→ **Exercise instructions**
Print the data that follows exactly.

→ **Entries**
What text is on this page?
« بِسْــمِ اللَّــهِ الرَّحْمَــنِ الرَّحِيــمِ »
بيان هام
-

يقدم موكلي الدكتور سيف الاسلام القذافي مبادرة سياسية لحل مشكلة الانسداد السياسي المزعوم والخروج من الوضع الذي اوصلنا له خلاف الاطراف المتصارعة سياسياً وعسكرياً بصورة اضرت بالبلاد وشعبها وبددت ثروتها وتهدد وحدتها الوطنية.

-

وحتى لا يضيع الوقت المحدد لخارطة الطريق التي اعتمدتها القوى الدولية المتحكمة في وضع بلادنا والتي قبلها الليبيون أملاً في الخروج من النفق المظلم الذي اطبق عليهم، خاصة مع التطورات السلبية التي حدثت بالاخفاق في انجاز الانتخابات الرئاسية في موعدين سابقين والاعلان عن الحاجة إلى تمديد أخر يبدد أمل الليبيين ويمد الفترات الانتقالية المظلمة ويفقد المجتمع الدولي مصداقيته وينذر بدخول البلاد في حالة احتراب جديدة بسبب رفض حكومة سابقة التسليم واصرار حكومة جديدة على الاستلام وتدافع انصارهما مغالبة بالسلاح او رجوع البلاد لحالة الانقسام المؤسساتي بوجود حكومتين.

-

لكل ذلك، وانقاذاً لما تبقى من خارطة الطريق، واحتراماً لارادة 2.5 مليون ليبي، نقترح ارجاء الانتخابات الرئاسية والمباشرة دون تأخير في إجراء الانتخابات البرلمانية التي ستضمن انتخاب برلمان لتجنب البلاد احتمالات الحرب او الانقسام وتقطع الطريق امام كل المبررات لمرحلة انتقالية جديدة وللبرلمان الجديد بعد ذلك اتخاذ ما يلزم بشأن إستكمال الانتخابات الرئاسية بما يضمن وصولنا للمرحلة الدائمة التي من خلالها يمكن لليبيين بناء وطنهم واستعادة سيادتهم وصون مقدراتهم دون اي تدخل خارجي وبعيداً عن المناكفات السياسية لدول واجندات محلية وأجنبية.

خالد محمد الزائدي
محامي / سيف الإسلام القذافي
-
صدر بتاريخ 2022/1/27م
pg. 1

→ **Reply**
What text is on this page?
« بِسْــمِ اللَّــهِ الرَّحْمَــنِ الرَّحِيــمِ »
بيان هام
-

يقدم موكلي الدكتور سيف الاسلام القذافي مبادرة سياسية لحل مشكلة الانسداد السياسي المزعوم والخروج من الوضع الذي اوصلنا له خلاف الاطراف المتصارعة سياسياً وعسكرياً بصورة اضرت بالبلاد وشعبها وبددت ثروتها وتهدد وحدتها الوطنية.

-

وحتى لا يضيع الوقت المحدد لخارطة الطريق التي اعتمدتها القوى الدولية المتحكمة في وضع بلادنا والتي قبلها الليبيون أملاً في الخروج من النفق المظلم الذي اطبق عليهم، خاصة مع التطورات السلبية التي حدثت بالاخفاق في انجاز الانتخابات الرئاسية في موعدين سابقين والاعلان عن الحاجة إلى تمديد أخر يبدد أمل الليبيين ويمد الفترات الانتقالية المظلمة ويفقد المجتمع الدولي مصداقيته وينذر بدخول البلاد في حالة احتراب جديدة بسبب رفض حكومة سابقة التسليم واصرار حكومة جديدة على الاستلام وتدافع انصارهما مغالبة بالسلاح او رجوع البلاد لحالة الانقسام المؤسساتي بوجود حكومتين.

-

لكل ذلك، وانقاذاً لما تبقى من خارطة الطريق، واحتراماً لارادة 2.5 مليون ليبي، نقترح ارجاء الانتخابات الرئاسية والمباشرة دون تأخير في إجراء الانتخابات البرلمانية التي ستضمن انتخاب برلمان لتجنب البلاد احتمالات الحرب او الانقسام وتقطع الطريق امام كل المبررات لمرحلة انتقالية جديدة وللبرلمان الجديد بعد ذلك اتخاذ ما يلزم بشأن إستكمال الانتخابات الرئاسية بما يضمن وصولنا للمرحلة الدائمة التي من خلالها يمكن لليبيين بناء وطنهم واستعادة سيادتهم وصون مقدراتهم دون اي تدخل خارجي وبعيداً عن المناكفات السياسية لدول واجندات محلية وأجنبية.

خالد محمد الزائدي
محامي / سيف الإسلام القذافي
-
صدر بتاريخ 2022/1/27م
pg. 1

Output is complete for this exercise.